THE EXERCISE |
Count every line in the entries that contains "color". Report that count alone.

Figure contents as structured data
○ ○ ○ ○ ○

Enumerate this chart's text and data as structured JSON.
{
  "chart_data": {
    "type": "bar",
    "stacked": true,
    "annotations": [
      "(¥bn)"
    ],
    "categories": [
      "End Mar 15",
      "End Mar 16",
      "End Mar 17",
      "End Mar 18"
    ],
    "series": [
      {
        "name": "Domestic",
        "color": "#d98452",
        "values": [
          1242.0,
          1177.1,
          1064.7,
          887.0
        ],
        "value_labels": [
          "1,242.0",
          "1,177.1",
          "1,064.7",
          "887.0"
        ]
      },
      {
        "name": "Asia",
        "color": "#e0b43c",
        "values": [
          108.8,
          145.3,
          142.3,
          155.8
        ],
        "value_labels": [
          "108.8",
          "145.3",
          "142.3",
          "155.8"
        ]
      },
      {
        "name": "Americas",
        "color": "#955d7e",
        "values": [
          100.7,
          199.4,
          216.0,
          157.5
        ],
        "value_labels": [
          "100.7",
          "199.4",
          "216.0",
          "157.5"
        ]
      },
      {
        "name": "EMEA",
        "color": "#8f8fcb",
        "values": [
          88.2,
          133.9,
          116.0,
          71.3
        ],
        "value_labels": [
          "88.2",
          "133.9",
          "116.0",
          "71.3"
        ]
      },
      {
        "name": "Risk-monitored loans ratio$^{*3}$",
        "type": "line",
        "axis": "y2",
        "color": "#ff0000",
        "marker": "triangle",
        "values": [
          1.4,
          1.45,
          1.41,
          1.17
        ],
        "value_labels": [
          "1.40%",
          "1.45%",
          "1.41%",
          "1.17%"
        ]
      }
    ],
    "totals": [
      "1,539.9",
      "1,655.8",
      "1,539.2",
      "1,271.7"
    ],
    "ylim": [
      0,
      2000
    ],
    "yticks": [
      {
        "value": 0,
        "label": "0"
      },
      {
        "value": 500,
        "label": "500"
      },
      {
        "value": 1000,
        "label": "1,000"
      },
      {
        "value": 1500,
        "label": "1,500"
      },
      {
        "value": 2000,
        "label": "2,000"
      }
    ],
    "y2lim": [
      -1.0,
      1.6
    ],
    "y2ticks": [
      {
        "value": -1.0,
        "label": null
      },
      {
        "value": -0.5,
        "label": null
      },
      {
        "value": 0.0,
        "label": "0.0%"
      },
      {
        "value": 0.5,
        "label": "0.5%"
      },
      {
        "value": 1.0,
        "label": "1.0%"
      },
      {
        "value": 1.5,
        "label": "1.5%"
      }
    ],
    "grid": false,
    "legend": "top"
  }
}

○ ○ ○ ○ ○

REPLY TO THE TASK |
5